#### YOUR INSTRUCTIONS
Line by line, copy the material below exactly as given.

#### PROVIDED INFORMATION
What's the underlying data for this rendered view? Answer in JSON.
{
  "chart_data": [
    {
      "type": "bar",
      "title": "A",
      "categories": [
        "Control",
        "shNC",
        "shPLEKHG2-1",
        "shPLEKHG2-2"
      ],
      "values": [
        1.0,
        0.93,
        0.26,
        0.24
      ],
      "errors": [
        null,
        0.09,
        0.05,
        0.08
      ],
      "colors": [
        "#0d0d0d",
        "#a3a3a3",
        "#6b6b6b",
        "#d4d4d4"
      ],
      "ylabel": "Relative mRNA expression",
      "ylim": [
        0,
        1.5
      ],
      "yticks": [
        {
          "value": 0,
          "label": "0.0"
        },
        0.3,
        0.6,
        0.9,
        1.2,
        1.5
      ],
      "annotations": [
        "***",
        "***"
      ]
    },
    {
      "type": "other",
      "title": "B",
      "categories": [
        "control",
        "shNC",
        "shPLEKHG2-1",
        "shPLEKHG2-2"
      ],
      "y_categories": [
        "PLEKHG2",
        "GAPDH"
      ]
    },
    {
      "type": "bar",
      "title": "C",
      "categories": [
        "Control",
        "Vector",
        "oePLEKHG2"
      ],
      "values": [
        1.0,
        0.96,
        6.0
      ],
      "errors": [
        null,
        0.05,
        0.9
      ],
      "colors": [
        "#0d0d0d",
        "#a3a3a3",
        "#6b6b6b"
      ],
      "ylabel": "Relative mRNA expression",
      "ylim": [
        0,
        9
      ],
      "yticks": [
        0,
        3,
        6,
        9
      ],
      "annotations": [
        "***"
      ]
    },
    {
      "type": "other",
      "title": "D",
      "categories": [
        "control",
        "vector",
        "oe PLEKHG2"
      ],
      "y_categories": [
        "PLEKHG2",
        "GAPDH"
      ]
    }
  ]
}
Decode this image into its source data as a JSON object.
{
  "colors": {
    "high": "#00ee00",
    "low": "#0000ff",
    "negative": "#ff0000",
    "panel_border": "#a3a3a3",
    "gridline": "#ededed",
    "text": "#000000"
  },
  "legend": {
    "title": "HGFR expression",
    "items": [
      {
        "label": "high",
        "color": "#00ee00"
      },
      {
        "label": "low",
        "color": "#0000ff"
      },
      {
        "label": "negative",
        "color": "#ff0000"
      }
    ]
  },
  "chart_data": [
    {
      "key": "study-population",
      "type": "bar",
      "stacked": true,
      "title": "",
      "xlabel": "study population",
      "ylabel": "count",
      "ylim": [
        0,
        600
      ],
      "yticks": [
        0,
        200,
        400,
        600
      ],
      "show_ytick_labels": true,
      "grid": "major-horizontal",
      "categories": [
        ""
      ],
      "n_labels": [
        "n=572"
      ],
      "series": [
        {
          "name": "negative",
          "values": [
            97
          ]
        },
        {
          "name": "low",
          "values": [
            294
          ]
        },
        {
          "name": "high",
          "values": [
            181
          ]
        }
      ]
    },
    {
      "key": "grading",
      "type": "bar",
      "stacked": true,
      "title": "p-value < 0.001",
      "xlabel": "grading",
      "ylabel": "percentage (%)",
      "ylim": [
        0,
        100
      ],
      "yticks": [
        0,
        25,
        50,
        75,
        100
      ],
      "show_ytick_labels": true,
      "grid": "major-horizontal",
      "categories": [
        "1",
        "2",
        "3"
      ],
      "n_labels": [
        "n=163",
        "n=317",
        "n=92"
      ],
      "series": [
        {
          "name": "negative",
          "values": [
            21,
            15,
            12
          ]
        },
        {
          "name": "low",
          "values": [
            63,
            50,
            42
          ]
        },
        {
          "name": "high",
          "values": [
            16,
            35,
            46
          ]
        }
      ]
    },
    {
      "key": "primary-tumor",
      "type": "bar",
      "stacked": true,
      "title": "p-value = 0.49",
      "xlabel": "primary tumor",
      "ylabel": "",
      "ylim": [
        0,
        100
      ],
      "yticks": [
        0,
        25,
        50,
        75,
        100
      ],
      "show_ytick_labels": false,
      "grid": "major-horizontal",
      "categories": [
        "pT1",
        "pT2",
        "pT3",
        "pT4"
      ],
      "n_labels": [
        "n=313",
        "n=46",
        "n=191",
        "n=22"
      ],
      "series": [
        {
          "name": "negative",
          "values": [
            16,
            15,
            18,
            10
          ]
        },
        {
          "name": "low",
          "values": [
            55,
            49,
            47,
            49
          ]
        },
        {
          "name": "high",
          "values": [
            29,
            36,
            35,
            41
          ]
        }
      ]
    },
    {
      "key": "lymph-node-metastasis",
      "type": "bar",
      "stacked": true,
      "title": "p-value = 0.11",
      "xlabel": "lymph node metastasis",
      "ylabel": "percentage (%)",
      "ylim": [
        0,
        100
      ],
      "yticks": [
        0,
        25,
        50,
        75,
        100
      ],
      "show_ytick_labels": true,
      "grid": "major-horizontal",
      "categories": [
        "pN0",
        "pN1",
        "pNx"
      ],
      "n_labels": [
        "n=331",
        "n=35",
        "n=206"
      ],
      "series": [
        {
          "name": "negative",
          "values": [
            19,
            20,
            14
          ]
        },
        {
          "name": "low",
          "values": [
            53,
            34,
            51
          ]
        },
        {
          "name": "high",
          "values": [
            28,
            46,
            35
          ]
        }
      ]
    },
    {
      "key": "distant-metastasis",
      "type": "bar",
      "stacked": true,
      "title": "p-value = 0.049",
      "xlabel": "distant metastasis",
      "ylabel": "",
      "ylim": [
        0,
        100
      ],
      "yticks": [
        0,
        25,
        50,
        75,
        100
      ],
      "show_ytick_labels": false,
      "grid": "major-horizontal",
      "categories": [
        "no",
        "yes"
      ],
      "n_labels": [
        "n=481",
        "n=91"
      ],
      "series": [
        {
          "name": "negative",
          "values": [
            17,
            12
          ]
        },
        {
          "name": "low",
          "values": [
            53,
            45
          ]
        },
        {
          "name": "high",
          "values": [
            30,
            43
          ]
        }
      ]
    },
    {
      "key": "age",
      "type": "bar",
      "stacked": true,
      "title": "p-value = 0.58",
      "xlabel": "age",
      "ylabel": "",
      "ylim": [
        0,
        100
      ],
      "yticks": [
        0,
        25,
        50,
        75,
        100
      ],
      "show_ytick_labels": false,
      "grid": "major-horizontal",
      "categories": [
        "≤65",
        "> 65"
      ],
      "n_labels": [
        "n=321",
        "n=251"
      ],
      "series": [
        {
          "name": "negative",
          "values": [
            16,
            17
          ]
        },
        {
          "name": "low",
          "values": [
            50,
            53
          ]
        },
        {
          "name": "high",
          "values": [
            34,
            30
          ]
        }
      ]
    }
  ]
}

#### EXERCISE OUTPUT
What's the underlying data for this rendered view? Answer in JSON.
{
  "chart_data": [
    {
      "type": "bar",
      "title": "A",
      "categories": [
        "Control",
        "shNC",
        "shPLEKHG2-1",
        "shPLEKHG2-2"
      ],
      "values": [
        1.0,
        0.93,
        0.26,
        0.24
      ],
      "errors": [
        null,
        0.09,
        0.05,
        0.08
      ],
      "colors": [
        "#0d0d0d",
        "#a3a3a3",
        "#6b6b6b",
        "#d4d4d4"
      ],
      "ylabel": "Relative mRNA expression",
      "ylim": [
        0,
        1.5
      ],
      "yticks": [
        {
          "value": 0,
          "label": "0.0"
        },
        0.3,
        0.6,
        0.9,
        1.2,
        1.5
      ],
      "annotations": [
        "***",
        "***"
      ]
    },
    {
      "type": "other",
      "title": "B",
      "categories": [
        "control",
        "shNC",
        "shPLEKHG2-1",
        "shPLEKHG2-2"
      ],
      "y_categories": [
        "PLEKHG2",
        "GAPDH"
      ]
    },
    {
      "type": "bar",
      "title": "C",
      "categories": [
        "Control",
        "Vector",
        "oePLEKHG2"
      ],
      "values": [
        1.0,
        0.96,
        6.0
      ],
      "errors": [
        null,
        0.05,
        0.9
      ],
      "colors": [
        "#0d0d0d",
        "#a3a3a3",
        "#6b6b6b"
      ],
      "ylabel": "Relative mRNA expression",
      "ylim": [
        0,
        9
      ],
      "yticks": [
        0,
        3,
        6,
        9
      ],
      "annotations": [
        "***"
      ]
    },
    {
      "type": "other",
      "title": "D",
      "categories": [
        "control",
        "vector",
        "oe PLEKHG2"
      ],
      "y_categories": [
        "PLEKHG2",
        "GAPDH"
      ]
    }
  ]
}
Decode this image into its source data as a JSON object.
{
  "colors": {
    "high": "#00ee00",
    "low": "#0000ff",
    "negative": "#ff0000",
    "panel_border": "#a3a3a3",
    "gridline": "#ededed",
    "text": "#000000"
  },
  "legend": {
    "title": "HGFR expression",
    "items": [
      {
        "label": "high",
        "color": "#00ee00"
      },
      {
        "label": "low",
        "color": "#0000ff"
      },
      {
        "label": "negative",
        "color": "#ff0000"
      }
    ]
  },
  "chart_data": [
    {
      "key": "study-population",
      "type": "bar",
      "stacked": true,
      "title": "",
      "xlabel": "study population",
      "ylabel": "count",
      "ylim": [
        0,
        600
      ],
      "yticks": [
        0,
        200,
        400,
        600
      ],
      "show_ytick_labels": true,
      "grid": "major-horizontal",
      "categories": [
        ""
      ],
      "n_labels": [
        "n=572"
      ],
      "series": [
        {
          "name": "negative",
          "values": [
            97
          ]
        },
        {
          "name": "low",
          "values": [
            294
          ]
        },
        {
          "name": "high",
          "values": [
            181
          ]
        }
      ]
    },
    {
      "key": "grading",
      "type": "bar",
      "stacked": true,
      "title": "p-value < 0.001",
      "xlabel": "grading",
      "ylabel": "percentage (%)",
      "ylim": [
        0,
        100
      ],
      "yticks": [
        0,
        25,
        50,
        75,
        100
      ],
      "show_ytick_labels": true,
      "grid": "major-horizontal",
      "categories": [
        "1",
        "2",
        "3"
      ],
      "n_labels": [
        "n=163",
        "n=317",
        "n=92"
      ],
      "series": [
        {
          "name": "negative",
          "values": [
            21,
            15,
            12
          ]
        },
        {
          "name": "low",
          "values": [
            63,
            50,
            42
          ]
        },
        {
          "name": "high",
          "values": [
            16,
            35,
            46
          ]
        }
      ]
    },
    {
      "key": "primary-tumor",
      "type": "bar",
      "stacked": true,
      "title": "p-value = 0.49",
      "xlabel": "primary tumor",
      "ylabel": "",
      "ylim": [
        0,
        100
      ],
      "yticks": [
        0,
        25,
        50,
        75,
        100
      ],
      "show_ytick_labels": false,
      "grid": "major-horizontal",
      "categories": [
        "pT1",
        "pT2",
        "pT3",
        "pT4"
      ],
      "n_labels": [
        "n=313",
        "n=46",
        "n=191",
        "n=22"
      ],
      "series": [
        {
          "name": "negative",
          "values": [
            16,
            15,
            18,
            10
          ]
        },
        {
          "name": "low",
          "values": [
            55,
            49,
            47,
            49
          ]
        },
        {
          "name": "high",
          "values": [
            29,
            36,
            35,
            41
          ]
        }
      ]
    },
    {
      "key": "lymph-node-metastasis",
      "type": "bar",
      "stacked": true,
      "title": "p-value = 0.11",
      "xlabel": "lymph node metastasis",
      "ylabel": "percentage (%)",
      "ylim": [
        0,
        100
      ],
      "yticks": [
        0,
        25,
        50,
        75,
        100
      ],
      "show_ytick_labels": true,
      "grid": "major-horizontal",
      "categories": [
        "pN0",
        "pN1",
        "pNx"
      ],
      "n_labels": [
        "n=331",
        "n=35",
        "n=206"
      ],
      "series": [
        {
          "name": "negative",
          "values": [
            19,
            20,
            14
          ]
        },
        {
          "name": "low",
          "values": [
            53,
            34,
            51
          ]
        },
        {
          "name": "high",
          "values": [
            28,
            46,
            35
          ]
        }
      ]
    },
    {
      "key": "distant-metastasis",
      "type": "bar",
      "stacked": true,
      "title": "p-value = 0.049",
      "xlabel": "distant metastasis",
      "ylabel": "",
      "ylim": [
        0,
        100
      ],
      "yticks": [
        0,
        25,
        50,
        75,
        100
      ],
      "show_ytick_labels": false,
      "grid": "major-horizontal",
      "categories": [
        "no",
        "yes"
      ],
      "n_labels": [
        "n=481",
        "n=91"
      ],
      "series": [
        {
          "name": "negative",
          "values": [
            17,
            12
          ]
        },
        {
          "name": "low",
          "values": [
            53,
            45
          ]
        },
        {
          "name": "high",
          "values": [
            30,
            43
          ]
        }
      ]
    },
    {
      "key": "age",
      "type": "bar",
      "stacked": true,
      "title": "p-value = 0.58",
      "xlabel": "age",
      "ylabel": "",
      "ylim": [
        0,
        100
      ],
      "yticks": [
        0,
        25,
        50,
        75,
        100
      ],
      "show_ytick_labels": false,
      "grid": "major-horizontal",
      "categories": [
        "≤65",
        "> 65"
      ],
      "n_labels": [
        "n=321",
        "n=251"
      ],
      "series": [
        {
          "name": "negative",
          "values": [
            16,
            17
          ]
        },
        {
          "name": "low",
          "values": [
            50,
            53
          ]
        },
        {
          "name": "high",
          "values": [
            34,
            30
          ]
        }
      ]
    }
  ]
}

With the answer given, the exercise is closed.